## PROBLEM STATEMENT
All lines in which the word "icon" occurs are to be extracted.

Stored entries
◆ ◆ ◆ ◆ ◆ ◆ ◆
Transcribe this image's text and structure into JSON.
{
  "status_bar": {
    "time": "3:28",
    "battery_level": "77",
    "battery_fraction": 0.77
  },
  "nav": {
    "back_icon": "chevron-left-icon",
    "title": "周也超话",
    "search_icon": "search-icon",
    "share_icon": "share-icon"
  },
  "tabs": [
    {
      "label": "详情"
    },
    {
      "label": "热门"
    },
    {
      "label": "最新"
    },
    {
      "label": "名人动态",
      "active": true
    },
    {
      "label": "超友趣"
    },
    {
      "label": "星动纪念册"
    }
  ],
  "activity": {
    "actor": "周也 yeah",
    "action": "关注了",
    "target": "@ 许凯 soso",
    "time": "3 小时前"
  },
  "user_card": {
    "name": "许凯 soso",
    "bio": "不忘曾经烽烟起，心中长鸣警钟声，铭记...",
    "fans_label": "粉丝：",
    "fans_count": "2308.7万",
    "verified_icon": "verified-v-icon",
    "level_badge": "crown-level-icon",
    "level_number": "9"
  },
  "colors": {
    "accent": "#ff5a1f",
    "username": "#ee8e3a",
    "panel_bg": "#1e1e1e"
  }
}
◆ ◆ ◆ ◆ ◆ ◆ ◆
## THE RESPONSE
    "back_icon": "chevron-left-icon",
    "search_icon": "search-icon",
    "share_icon": "share-icon"
    "verified_icon": "verified-v-icon",
    "level_badge": "crown-level-icon",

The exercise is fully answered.